Quoted passage:
(begin)

The Distributed Commerce Utility is a modular, programmable and generalizable context that it can support such virtual computers. The Distributed Commerce Utility is a unique architectural foundation for the design of electronic commerce value chain models and virtual computers. The programmable nature of a particular implementation can support differing actual (logical and/or physical), and/or degrees of, distribution for the same and/or similar services For example:                Centralized Commerce Utility Systems and services may be used to provide certain support service functions, or collections of functions, efficiently from a centralized location.        Other Commerce Utility Systems might be provided in a partially or wholly distributed manner.        Some support and administrative service functions might be distributed in and/or throughout existing or new communications infrastructure or other electronic network support components.        Other support services might operate within secure execution spaces (e.g., protected processing environments) on any or all user electronic appliances, using peer-to-peer communications and interactions, for example, to provide a secure web of support service fabric.        Other support services might operate both in the network support infrastructure and at user electronic appliances.        
Such distributed support services may complement (and/or eliminate the need for) more centralized support service installations. Different combinations of the same and/or differing, non-distributed and differently distributed services may be provided to support different activities. Moreover, the nature and distribution of services for one overall model may differ from one implementation to another. Such differing model implementations can, if desired, share both the same Commerce Utility Systems and Services and/or any particular and/or any combination of Distributed Commerce Utility administrative and/or support functions.

(end)

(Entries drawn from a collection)

(begin)

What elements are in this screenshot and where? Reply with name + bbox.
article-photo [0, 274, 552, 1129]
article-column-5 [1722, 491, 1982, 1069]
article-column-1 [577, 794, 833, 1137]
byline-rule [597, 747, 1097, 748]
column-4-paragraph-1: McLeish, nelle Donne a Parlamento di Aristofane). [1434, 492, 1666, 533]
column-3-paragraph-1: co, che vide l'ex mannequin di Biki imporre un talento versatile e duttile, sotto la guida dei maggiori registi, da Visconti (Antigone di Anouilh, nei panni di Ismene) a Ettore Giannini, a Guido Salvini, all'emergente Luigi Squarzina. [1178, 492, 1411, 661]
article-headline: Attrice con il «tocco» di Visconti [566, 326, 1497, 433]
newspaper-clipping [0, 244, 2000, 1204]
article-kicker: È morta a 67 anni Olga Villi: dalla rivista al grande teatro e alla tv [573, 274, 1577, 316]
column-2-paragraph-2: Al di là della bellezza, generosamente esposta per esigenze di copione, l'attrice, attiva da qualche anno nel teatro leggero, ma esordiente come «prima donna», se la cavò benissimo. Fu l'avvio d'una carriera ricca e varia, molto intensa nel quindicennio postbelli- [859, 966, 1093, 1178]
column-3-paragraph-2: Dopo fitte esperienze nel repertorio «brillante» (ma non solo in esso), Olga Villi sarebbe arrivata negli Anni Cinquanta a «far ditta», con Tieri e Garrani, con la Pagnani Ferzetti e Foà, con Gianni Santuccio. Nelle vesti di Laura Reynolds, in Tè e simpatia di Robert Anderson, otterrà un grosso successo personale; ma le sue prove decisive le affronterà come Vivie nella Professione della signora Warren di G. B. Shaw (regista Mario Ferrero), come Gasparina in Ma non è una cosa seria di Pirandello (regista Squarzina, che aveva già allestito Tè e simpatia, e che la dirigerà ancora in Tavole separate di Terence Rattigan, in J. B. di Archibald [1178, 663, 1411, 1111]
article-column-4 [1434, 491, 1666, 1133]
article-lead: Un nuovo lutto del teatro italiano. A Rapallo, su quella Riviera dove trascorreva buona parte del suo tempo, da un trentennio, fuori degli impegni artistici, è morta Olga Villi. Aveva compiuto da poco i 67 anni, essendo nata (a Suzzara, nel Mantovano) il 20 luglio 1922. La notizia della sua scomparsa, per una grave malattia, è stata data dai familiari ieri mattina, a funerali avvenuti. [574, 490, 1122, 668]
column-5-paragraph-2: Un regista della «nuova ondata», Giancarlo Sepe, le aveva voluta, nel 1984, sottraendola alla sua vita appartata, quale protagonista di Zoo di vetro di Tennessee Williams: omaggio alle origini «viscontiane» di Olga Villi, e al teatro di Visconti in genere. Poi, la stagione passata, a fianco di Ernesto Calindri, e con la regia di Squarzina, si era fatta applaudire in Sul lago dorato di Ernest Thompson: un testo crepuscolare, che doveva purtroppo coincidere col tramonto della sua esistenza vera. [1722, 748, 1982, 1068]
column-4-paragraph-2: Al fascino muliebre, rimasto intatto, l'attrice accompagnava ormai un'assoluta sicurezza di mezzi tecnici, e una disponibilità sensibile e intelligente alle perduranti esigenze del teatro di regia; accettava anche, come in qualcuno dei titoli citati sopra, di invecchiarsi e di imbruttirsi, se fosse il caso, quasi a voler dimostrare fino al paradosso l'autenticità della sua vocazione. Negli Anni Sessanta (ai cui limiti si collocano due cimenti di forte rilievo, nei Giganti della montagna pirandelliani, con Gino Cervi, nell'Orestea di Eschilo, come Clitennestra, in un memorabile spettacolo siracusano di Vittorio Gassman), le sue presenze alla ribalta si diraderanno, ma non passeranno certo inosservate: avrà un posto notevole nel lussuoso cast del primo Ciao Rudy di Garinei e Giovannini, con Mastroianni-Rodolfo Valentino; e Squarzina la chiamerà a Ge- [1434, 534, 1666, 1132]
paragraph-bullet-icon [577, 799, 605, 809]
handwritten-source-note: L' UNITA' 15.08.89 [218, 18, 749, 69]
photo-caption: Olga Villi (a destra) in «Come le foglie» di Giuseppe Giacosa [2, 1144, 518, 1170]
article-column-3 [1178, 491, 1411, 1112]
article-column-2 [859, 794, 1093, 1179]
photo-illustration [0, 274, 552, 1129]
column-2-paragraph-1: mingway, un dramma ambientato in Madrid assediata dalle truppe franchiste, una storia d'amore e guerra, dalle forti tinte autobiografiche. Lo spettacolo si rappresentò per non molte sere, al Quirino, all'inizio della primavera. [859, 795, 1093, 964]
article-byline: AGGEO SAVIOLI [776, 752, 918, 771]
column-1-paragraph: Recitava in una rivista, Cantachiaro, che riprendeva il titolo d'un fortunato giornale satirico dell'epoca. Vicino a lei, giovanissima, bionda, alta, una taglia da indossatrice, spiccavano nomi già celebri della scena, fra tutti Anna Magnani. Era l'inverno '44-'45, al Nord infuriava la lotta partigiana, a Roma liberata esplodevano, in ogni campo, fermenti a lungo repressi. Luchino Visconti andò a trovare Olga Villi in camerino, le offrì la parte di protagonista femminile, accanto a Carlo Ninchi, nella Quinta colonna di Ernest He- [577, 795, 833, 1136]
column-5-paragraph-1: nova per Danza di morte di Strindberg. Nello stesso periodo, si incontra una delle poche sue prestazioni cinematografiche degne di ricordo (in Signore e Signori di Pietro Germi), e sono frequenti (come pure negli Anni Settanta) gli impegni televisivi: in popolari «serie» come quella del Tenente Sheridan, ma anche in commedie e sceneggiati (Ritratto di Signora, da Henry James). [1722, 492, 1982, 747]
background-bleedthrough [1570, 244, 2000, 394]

(end)

Objectives:
a) Can you retype the passage on the Distributed Commerce Utility, beginning at the words "Such distributed support" and stopping after "and/or support functions."?
b) Can you give back the records from their first line through the line that has "column-2-paragraph-2: Al di", with "article-headline" swapped for "article-title" and everything else left unchanged? Return only those lines.
The passage and the records were taken from unrelated sources.

Exercise solutions:
a)
Such distributed support services may complement (and/or eliminate the need for) more centralized support service installations. Different combinations of the same and/or differing, non-distributed and differently distributed services may be provided to support different activities. Moreover, the nature and distribution of services for one overall model may differ from one implementation to another. Such differing model implementations can, if desired, share both the same Commerce Utility Systems and Services and/or any particular and/or any combination of Distributed Commerce Utility administrative and/or support functions.

b)
What elements are in this screenshot and where? Reply with name + bbox.
article-photo [0, 274, 552, 1129]
article-column-5 [1722, 491, 1982, 1069]
article-column-1 [577, 794, 833, 1137]
byline-rule [597, 747, 1097, 748]
column-4-paragraph-1: McLeish, nelle Donne a Parlamento di Aristofane). [1434, 492, 1666, 533]
column-3-paragraph-1: co, che vide l'ex mannequin di Biki imporre un talento versatile e duttile, sotto la guida dei maggiori registi, da Visconti (Antigone di Anouilh, nei panni di Ismene) a Ettore Giannini, a Guido Salvini, all'emergente Luigi Squarzina. [1178, 492, 1411, 661]
article-title: Attrice con il «tocco» di Visconti [566, 326, 1497, 433]
newspaper-clipping [0, 244, 2000, 1204]
article-kicker: È morta a 67 anni Olga Villi: dalla rivista al grande teatro e alla tv [573, 274, 1577, 316]
column-2-paragraph-2: Al di là della bellezza, generosamente esposta per esigenze di copione, l'attrice, attiva da qualche anno nel teatro leggero, ma esordiente come «prima donna», se la cavò benissimo. Fu l'avvio d'una carriera ricca e varia, molto intensa nel quindicennio postbelli- [859, 966, 1093, 1178]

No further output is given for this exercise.